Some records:
----
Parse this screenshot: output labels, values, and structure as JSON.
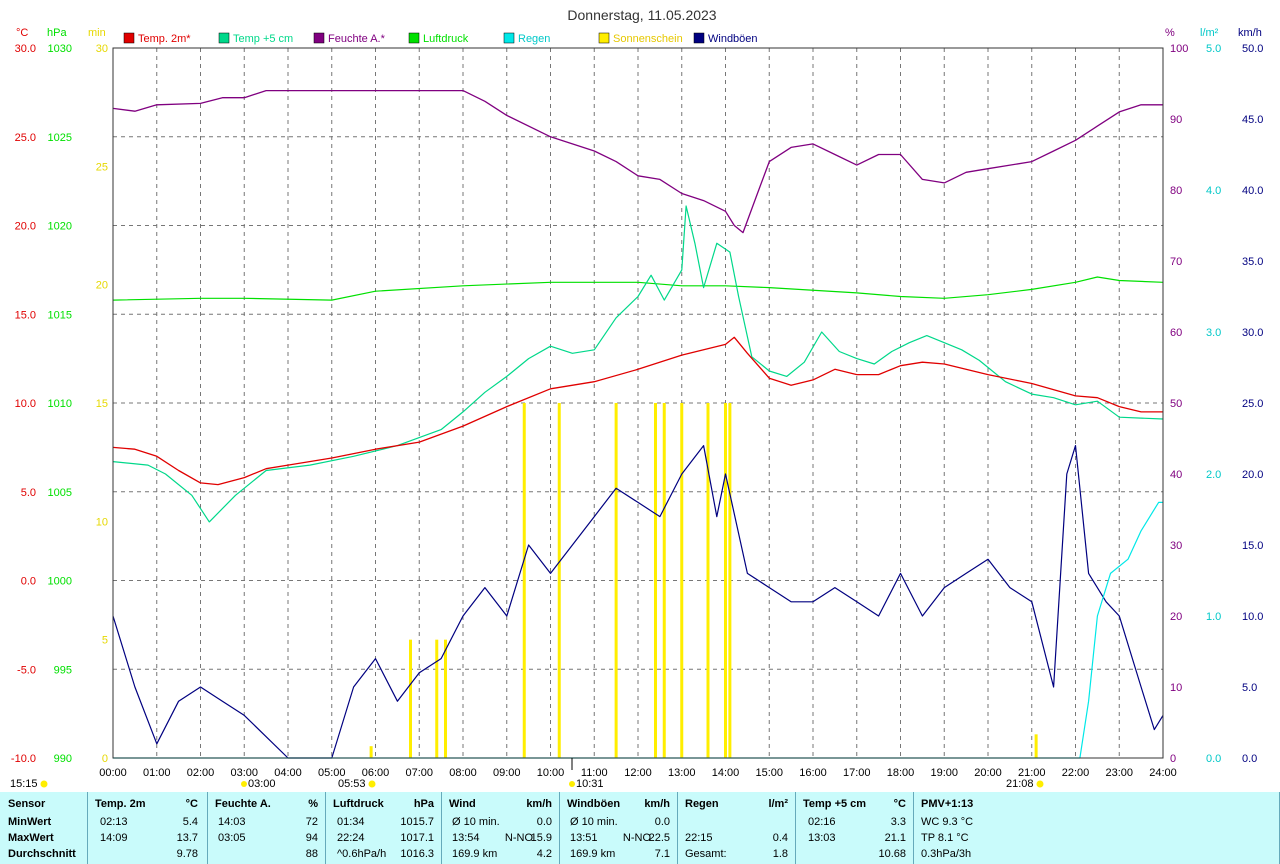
{
  "title": "Donnerstag, 11.05.2023",
  "colors": {
    "temp2m": "#e00000",
    "temp5cm": "#00d88a",
    "humidity": "#800080",
    "pressure": "#00e000",
    "rain": "#00e8e8",
    "sunshine": "#ffee00",
    "gusts": "#000080"
  },
  "legend": [
    {
      "label": "Temp. 2m*",
      "color": "#e00000"
    },
    {
      "label": "Temp +5 cm",
      "color": "#00d88a"
    },
    {
      "label": "Feuchte A.*",
      "color": "#800080"
    },
    {
      "label": "Luftdruck",
      "color": "#00e000"
    },
    {
      "label": "Regen",
      "color": "#00e8e8"
    },
    {
      "label": "Sonnenschein",
      "color": "#ffee00"
    },
    {
      "label": "Windböen",
      "color": "#000080"
    }
  ],
  "axes": {
    "temp_unit": "°C",
    "pressure_unit": "hPa",
    "sun_unit": "min",
    "hum_unit": "%",
    "rain_unit": "l/m²",
    "wind_unit": "km/h",
    "temp_ticks": [
      "30.0",
      "25.0",
      "20.0",
      "15.0",
      "10.0",
      "5.0",
      "0.0",
      "-5.0",
      "-10.0"
    ],
    "pressure_ticks": [
      "1030",
      "1025",
      "1020",
      "1015",
      "1010",
      "1005",
      "1000",
      "995",
      "990"
    ],
    "sun_ticks": [
      "30",
      "25",
      "20",
      "15",
      "10",
      "5",
      "0"
    ],
    "hum_ticks": [
      "100",
      "90",
      "80",
      "70",
      "60",
      "50",
      "40",
      "30",
      "20",
      "10",
      "0"
    ],
    "rain_ticks": [
      "5.0",
      "4.0",
      "3.0",
      "2.0",
      "1.0",
      "0.0"
    ],
    "wind_ticks": [
      "50.0",
      "45.0",
      "40.0",
      "35.0",
      "30.0",
      "25.0",
      "20.0",
      "15.0",
      "10.0",
      "5.0",
      "0.0"
    ],
    "x_ticks": [
      "00:00",
      "01:00",
      "02:00",
      "03:00",
      "04:00",
      "05:00",
      "06:00",
      "07:00",
      "08:00",
      "09:00",
      "10:00",
      "11:00",
      "12:00",
      "13:00",
      "14:00",
      "15:00",
      "16:00",
      "17:00",
      "18:00",
      "19:00",
      "20:00",
      "21:00",
      "22:00",
      "23:00",
      "24:00"
    ]
  },
  "sun_marks": {
    "left_time": "15:15",
    "sunrise_top": "03:00",
    "sunrise": "05:53",
    "noon": "10:31",
    "sunset": "21:08"
  },
  "chart_data": {
    "type": "line",
    "title": "Donnerstag, 11.05.2023",
    "x_unit": "hour",
    "xlim": [
      0,
      24
    ],
    "series": [
      {
        "name": "Temp. 2m*",
        "axis": "°C",
        "ylim": [
          -10,
          30
        ],
        "points": [
          [
            0,
            7.5
          ],
          [
            0.5,
            7.4
          ],
          [
            1,
            7.0
          ],
          [
            1.5,
            6.2
          ],
          [
            2,
            5.5
          ],
          [
            2.4,
            5.4
          ],
          [
            3,
            5.8
          ],
          [
            3.5,
            6.3
          ],
          [
            4,
            6.5
          ],
          [
            5,
            6.9
          ],
          [
            6,
            7.4
          ],
          [
            7,
            7.8
          ],
          [
            8,
            8.7
          ],
          [
            9,
            9.8
          ],
          [
            10,
            10.8
          ],
          [
            11,
            11.2
          ],
          [
            12,
            11.9
          ],
          [
            13,
            12.7
          ],
          [
            13.5,
            13.0
          ],
          [
            14,
            13.3
          ],
          [
            14.2,
            13.7
          ],
          [
            14.5,
            12.8
          ],
          [
            15,
            11.4
          ],
          [
            15.5,
            11.0
          ],
          [
            16,
            11.3
          ],
          [
            16.5,
            11.9
          ],
          [
            17,
            11.6
          ],
          [
            17.5,
            11.6
          ],
          [
            18,
            12.1
          ],
          [
            18.5,
            12.3
          ],
          [
            19,
            12.2
          ],
          [
            20,
            11.6
          ],
          [
            21,
            11.1
          ],
          [
            22,
            10.4
          ],
          [
            22.5,
            10.3
          ],
          [
            23,
            9.8
          ],
          [
            23.5,
            9.5
          ],
          [
            24,
            9.5
          ]
        ]
      },
      {
        "name": "Temp +5 cm",
        "axis": "°C",
        "ylim": [
          -10,
          30
        ],
        "points": [
          [
            0,
            6.7
          ],
          [
            0.8,
            6.5
          ],
          [
            1.2,
            6.0
          ],
          [
            1.8,
            4.8
          ],
          [
            2.2,
            3.3
          ],
          [
            2.8,
            4.8
          ],
          [
            3.5,
            6.2
          ],
          [
            4.5,
            6.5
          ],
          [
            5.5,
            7.0
          ],
          [
            6.5,
            7.6
          ],
          [
            7.5,
            8.5
          ],
          [
            8,
            9.5
          ],
          [
            8.5,
            10.6
          ],
          [
            9,
            11.5
          ],
          [
            9.5,
            12.5
          ],
          [
            10,
            13.2
          ],
          [
            10.5,
            12.8
          ],
          [
            11,
            13.0
          ],
          [
            11.5,
            14.8
          ],
          [
            12,
            16.0
          ],
          [
            12.3,
            17.2
          ],
          [
            12.6,
            15.8
          ],
          [
            13,
            17.5
          ],
          [
            13.1,
            21.1
          ],
          [
            13.3,
            19.0
          ],
          [
            13.5,
            16.5
          ],
          [
            13.8,
            19.0
          ],
          [
            14.1,
            18.5
          ],
          [
            14.3,
            16.0
          ],
          [
            14.6,
            12.6
          ],
          [
            15,
            11.8
          ],
          [
            15.4,
            11.5
          ],
          [
            15.8,
            12.3
          ],
          [
            16.2,
            14.0
          ],
          [
            16.6,
            12.9
          ],
          [
            17,
            12.5
          ],
          [
            17.4,
            12.2
          ],
          [
            17.8,
            12.9
          ],
          [
            18.2,
            13.4
          ],
          [
            18.6,
            13.8
          ],
          [
            19,
            13.4
          ],
          [
            19.4,
            13.0
          ],
          [
            19.8,
            12.4
          ],
          [
            20.4,
            11.2
          ],
          [
            21,
            10.5
          ],
          [
            21.5,
            10.3
          ],
          [
            22,
            9.9
          ],
          [
            22.5,
            10.1
          ],
          [
            23,
            9.2
          ],
          [
            24,
            9.1
          ]
        ]
      },
      {
        "name": "Feuchte A.*",
        "axis": "%",
        "ylim": [
          0,
          100
        ],
        "points": [
          [
            0,
            91.5
          ],
          [
            0.5,
            91.1
          ],
          [
            1,
            92.0
          ],
          [
            2,
            92.2
          ],
          [
            2.5,
            93.0
          ],
          [
            3,
            93.0
          ],
          [
            3.5,
            94.0
          ],
          [
            8,
            94.0
          ],
          [
            8.5,
            92.5
          ],
          [
            9,
            90.5
          ],
          [
            10,
            87.5
          ],
          [
            10.5,
            86.5
          ],
          [
            11,
            85.5
          ],
          [
            11.5,
            84.0
          ],
          [
            12,
            82.0
          ],
          [
            12.5,
            81.5
          ],
          [
            13,
            79.5
          ],
          [
            13.5,
            78.5
          ],
          [
            14,
            77.0
          ],
          [
            14.2,
            75.0
          ],
          [
            14.4,
            74.0
          ],
          [
            14.7,
            79.0
          ],
          [
            15,
            84.0
          ],
          [
            15.5,
            86.0
          ],
          [
            16,
            86.5
          ],
          [
            16.5,
            85.0
          ],
          [
            17,
            83.5
          ],
          [
            17.5,
            85.0
          ],
          [
            18,
            85.0
          ],
          [
            18.5,
            81.5
          ],
          [
            19,
            81.0
          ],
          [
            19.5,
            82.5
          ],
          [
            20,
            83.0
          ],
          [
            21,
            84.0
          ],
          [
            21.5,
            85.5
          ],
          [
            22,
            87.0
          ],
          [
            22.5,
            89.0
          ],
          [
            23,
            91.0
          ],
          [
            23.5,
            92.0
          ],
          [
            24,
            92.0
          ]
        ]
      },
      {
        "name": "Luftdruck",
        "axis": "hPa",
        "ylim": [
          990,
          1030
        ],
        "points": [
          [
            0,
            1015.8
          ],
          [
            2,
            1015.9
          ],
          [
            3,
            1015.9
          ],
          [
            5,
            1015.8
          ],
          [
            6,
            1016.3
          ],
          [
            8,
            1016.6
          ],
          [
            10,
            1016.8
          ],
          [
            12,
            1016.8
          ],
          [
            13,
            1016.6
          ],
          [
            14,
            1016.6
          ],
          [
            15,
            1016.5
          ],
          [
            17,
            1016.2
          ],
          [
            18,
            1016.0
          ],
          [
            19,
            1015.9
          ],
          [
            20,
            1016.1
          ],
          [
            21,
            1016.4
          ],
          [
            22,
            1016.8
          ],
          [
            22.5,
            1017.1
          ],
          [
            23,
            1016.9
          ],
          [
            24,
            1016.8
          ]
        ]
      },
      {
        "name": "Regen",
        "axis": "l/m²",
        "ylim": [
          0,
          5
        ],
        "points": [
          [
            0,
            0
          ],
          [
            22.1,
            0
          ],
          [
            22.3,
            0.4
          ],
          [
            22.5,
            1.0
          ],
          [
            22.8,
            1.3
          ],
          [
            23.2,
            1.4
          ],
          [
            23.5,
            1.6
          ],
          [
            23.9,
            1.8
          ],
          [
            24,
            1.8
          ]
        ]
      },
      {
        "name": "Windböen",
        "axis": "km/h",
        "ylim": [
          0,
          50
        ],
        "points": [
          [
            0,
            10
          ],
          [
            0.5,
            5
          ],
          [
            1,
            1
          ],
          [
            1.5,
            4
          ],
          [
            2,
            5
          ],
          [
            2.5,
            4
          ],
          [
            3,
            3
          ],
          [
            4,
            0
          ],
          [
            5,
            0
          ],
          [
            5.5,
            5
          ],
          [
            6,
            7
          ],
          [
            6.5,
            4
          ],
          [
            7,
            6
          ],
          [
            7.5,
            7
          ],
          [
            8,
            10
          ],
          [
            8.5,
            12
          ],
          [
            9,
            10
          ],
          [
            9.5,
            15
          ],
          [
            10,
            13
          ],
          [
            10.5,
            15
          ],
          [
            11,
            17
          ],
          [
            11.5,
            19
          ],
          [
            12,
            18
          ],
          [
            12.5,
            17
          ],
          [
            13,
            20
          ],
          [
            13.5,
            22
          ],
          [
            13.8,
            17
          ],
          [
            14,
            20
          ],
          [
            14.5,
            13
          ],
          [
            15,
            12
          ],
          [
            15.5,
            11
          ],
          [
            16,
            11
          ],
          [
            16.5,
            12
          ],
          [
            17,
            11
          ],
          [
            17.5,
            10
          ],
          [
            18,
            13
          ],
          [
            18.5,
            10
          ],
          [
            19,
            12
          ],
          [
            19.5,
            13
          ],
          [
            20,
            14
          ],
          [
            20.5,
            12
          ],
          [
            21,
            11
          ],
          [
            21.5,
            5
          ],
          [
            21.8,
            20
          ],
          [
            22,
            22
          ],
          [
            22.3,
            13
          ],
          [
            22.7,
            11
          ],
          [
            23,
            10
          ],
          [
            23.5,
            5
          ],
          [
            23.8,
            2
          ],
          [
            24,
            3
          ]
        ]
      },
      {
        "name": "Sonnenschein",
        "axis": "min",
        "ylim": [
          0,
          30
        ],
        "bars": [
          [
            5.9,
            0.5
          ],
          [
            6.8,
            5
          ],
          [
            7.4,
            5
          ],
          [
            7.6,
            5
          ],
          [
            9.4,
            15
          ],
          [
            10.2,
            15
          ],
          [
            11.5,
            15
          ],
          [
            12.4,
            15
          ],
          [
            12.6,
            15
          ],
          [
            13.0,
            15
          ],
          [
            13.6,
            15
          ],
          [
            14.0,
            15
          ],
          [
            14.1,
            15
          ],
          [
            21.1,
            1
          ]
        ]
      }
    ]
  },
  "stats": {
    "header": {
      "sensor": "Sensor",
      "temp": "Temp. 2m",
      "temp_unit": "°C",
      "hum": "Feuchte A.",
      "hum_unit": "%",
      "press": "Luftdruck",
      "press_unit": "hPa",
      "wind": "Wind",
      "wind_unit": "km/h",
      "gust": "Windböen",
      "gust_unit": "km/h",
      "rain": "Regen",
      "rain_unit": "l/m²",
      "t5": "Temp +5 cm",
      "t5_unit": "°C",
      "pmv": "PMV+1:13"
    },
    "rows": [
      {
        "label": "MinWert",
        "temp_t": "02:13",
        "temp_v": "5.4",
        "hum_t": "14:03",
        "hum_v": "72",
        "press_t": "01:34",
        "press_v": "1015.7",
        "wind_t": "Ø 10 min.",
        "wind_d": "",
        "wind_v": "0.0",
        "gust_t": "Ø 10 min.",
        "gust_d": "",
        "gust_v": "0.0",
        "rain_t": "",
        "rain_v": "",
        "t5_t": "02:16",
        "t5_v": "3.3",
        "pmv": "WC 9.3 °C"
      },
      {
        "label": "MaxWert",
        "temp_t": "14:09",
        "temp_v": "13.7",
        "hum_t": "03:05",
        "hum_v": "94",
        "press_t": "22:24",
        "press_v": "1017.1",
        "wind_t": "13:54",
        "wind_d": "N-NO",
        "wind_v": "15.9",
        "gust_t": "13:51",
        "gust_d": "N-NO",
        "gust_v": "22.5",
        "rain_t": "22:15",
        "rain_v": "0.4",
        "t5_t": "13:03",
        "t5_v": "21.1",
        "pmv": "TP 8.1 °C"
      },
      {
        "label": "Durchschnitt",
        "temp_t": "",
        "temp_v": "9.78",
        "hum_t": "",
        "hum_v": "88",
        "press_t": "^0.6hPa/h",
        "press_v": "1016.3",
        "wind_t": "169.9 km",
        "wind_d": "",
        "wind_v": "4.2",
        "gust_t": "169.9 km",
        "gust_d": "",
        "gust_v": "7.1",
        "rain_t": "Gesamt:",
        "rain_v": "1.8",
        "t5_t": "",
        "t5_v": "10.68",
        "pmv": "0.3hPa/3h"
      }
    ]
  }
}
----
* **INSTRUCTION**: Check all the records above and select each line where the string "Donnerstag" is found.

* **CORRECT ANSWER**:
  "title": "Donnerstag, 11.05.2023",
    "title": "Donnerstag, 11.05.2023",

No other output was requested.